Supplied records:

◇ ◇ ◇ ◇

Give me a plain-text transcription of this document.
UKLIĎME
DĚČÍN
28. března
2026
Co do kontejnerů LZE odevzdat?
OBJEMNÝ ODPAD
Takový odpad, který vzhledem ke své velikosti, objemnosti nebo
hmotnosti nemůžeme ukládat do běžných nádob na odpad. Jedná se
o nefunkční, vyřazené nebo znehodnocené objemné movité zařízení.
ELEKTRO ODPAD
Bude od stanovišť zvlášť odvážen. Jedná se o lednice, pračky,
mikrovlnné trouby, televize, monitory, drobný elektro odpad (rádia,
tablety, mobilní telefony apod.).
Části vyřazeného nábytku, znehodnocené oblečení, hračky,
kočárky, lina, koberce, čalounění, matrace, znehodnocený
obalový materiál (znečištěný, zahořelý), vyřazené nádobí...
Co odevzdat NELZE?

◇ ◇ ◇ ◇

Aim of the task: Transcribe the records above exactly as they appear.

Answer below:
Give me a plain-text transcription of this document.
UKLIĎME
DĚČÍN
28. března
2026
Co do kontejnerů LZE odevzdat?
OBJEMNÝ ODPAD
Takový odpad, který vzhledem ke své velikosti, objemnosti nebo
hmotnosti nemůžeme ukládat do běžných nádob na odpad. Jedná se
o nefunkční, vyřazené nebo znehodnocené objemné movité zařízení.
ELEKTRO ODPAD
Bude od stanovišť zvlášť odvážen. Jedná se o lednice, pračky,
mikrovlnné trouby, televize, monitory, drobný elektro odpad (rádia,
tablety, mobilní telefony apod.).
Části vyřazeného nábytku, znehodnocené oblečení, hračky,
kočárky, lina, koberce, čalounění, matrace, znehodnocený
obalový materiál (znečištěný, zahořelý), vyřazené nádobí...
Co odevzdat NELZE?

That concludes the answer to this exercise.